## DIRECTIONS FOR THIS TASK
Report how many lines of the entries below contain the word "grey", and nothing more.

## THE RECORDS
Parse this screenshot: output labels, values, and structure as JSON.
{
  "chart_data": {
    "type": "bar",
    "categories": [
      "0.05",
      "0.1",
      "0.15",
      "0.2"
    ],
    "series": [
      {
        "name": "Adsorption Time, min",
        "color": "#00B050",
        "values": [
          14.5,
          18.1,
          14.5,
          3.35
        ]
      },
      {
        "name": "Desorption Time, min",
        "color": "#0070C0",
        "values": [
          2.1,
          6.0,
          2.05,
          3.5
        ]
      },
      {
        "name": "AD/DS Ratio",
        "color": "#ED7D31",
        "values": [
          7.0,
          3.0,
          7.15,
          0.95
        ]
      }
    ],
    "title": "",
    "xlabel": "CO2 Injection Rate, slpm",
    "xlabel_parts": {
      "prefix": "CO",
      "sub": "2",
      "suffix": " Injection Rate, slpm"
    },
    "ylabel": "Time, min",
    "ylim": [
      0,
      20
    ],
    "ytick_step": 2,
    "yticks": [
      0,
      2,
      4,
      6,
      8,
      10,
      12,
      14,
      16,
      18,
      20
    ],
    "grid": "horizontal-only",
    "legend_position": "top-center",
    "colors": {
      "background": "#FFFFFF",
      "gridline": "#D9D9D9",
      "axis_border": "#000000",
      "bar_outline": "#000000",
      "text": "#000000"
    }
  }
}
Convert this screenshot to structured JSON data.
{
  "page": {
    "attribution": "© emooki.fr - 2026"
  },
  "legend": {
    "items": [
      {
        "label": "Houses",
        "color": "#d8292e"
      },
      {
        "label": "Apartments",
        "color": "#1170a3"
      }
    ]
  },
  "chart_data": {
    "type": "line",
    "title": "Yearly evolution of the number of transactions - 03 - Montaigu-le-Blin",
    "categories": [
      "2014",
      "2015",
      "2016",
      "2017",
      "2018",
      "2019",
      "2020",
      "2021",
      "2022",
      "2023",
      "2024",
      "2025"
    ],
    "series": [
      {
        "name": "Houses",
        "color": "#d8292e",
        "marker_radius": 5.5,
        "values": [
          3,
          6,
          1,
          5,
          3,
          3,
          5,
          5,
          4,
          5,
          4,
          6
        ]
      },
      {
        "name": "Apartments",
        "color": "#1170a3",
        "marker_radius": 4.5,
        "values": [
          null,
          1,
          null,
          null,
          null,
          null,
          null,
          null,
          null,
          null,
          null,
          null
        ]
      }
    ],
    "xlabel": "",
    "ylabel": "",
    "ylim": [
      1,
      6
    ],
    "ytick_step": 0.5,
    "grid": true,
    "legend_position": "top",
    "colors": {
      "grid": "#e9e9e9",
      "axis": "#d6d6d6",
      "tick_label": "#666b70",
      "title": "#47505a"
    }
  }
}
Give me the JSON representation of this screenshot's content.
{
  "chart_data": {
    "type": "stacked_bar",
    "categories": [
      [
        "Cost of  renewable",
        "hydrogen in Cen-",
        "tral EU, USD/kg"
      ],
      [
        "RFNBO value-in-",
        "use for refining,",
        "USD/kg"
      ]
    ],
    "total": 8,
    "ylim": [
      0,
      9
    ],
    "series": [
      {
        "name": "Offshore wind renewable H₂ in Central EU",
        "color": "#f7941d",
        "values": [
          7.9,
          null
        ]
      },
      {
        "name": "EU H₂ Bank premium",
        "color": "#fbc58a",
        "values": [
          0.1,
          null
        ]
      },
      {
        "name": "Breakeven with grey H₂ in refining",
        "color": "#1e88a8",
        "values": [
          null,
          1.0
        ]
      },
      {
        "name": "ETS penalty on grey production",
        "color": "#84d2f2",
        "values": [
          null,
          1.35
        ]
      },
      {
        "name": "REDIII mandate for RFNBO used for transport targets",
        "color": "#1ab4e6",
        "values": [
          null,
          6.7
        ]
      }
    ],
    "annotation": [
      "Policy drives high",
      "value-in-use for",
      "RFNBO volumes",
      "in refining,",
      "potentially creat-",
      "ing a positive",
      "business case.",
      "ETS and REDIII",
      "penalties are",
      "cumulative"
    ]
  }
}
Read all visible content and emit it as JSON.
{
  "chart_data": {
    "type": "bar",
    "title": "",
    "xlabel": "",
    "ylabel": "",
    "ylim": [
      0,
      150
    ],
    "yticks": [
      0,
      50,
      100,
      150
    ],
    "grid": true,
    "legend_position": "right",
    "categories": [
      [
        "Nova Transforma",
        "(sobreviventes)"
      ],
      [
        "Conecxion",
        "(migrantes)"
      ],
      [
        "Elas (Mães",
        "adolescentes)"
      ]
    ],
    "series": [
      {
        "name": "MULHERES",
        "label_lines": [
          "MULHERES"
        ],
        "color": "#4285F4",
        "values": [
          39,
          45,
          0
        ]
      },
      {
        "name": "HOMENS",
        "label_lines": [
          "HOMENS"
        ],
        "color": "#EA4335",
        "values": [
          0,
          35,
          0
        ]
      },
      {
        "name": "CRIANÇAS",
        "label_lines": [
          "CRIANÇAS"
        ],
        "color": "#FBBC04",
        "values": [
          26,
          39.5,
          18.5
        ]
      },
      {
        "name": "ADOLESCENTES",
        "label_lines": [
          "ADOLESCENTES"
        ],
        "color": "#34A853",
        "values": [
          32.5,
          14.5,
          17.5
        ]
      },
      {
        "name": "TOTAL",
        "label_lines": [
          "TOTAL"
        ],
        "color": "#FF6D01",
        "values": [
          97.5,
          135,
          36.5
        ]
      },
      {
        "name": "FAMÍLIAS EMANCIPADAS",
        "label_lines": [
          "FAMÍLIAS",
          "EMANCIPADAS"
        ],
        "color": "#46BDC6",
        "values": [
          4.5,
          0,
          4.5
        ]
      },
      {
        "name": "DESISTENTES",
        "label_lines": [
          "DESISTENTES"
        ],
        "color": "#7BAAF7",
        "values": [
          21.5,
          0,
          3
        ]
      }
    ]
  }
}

## EXPECTED OUTPUT
2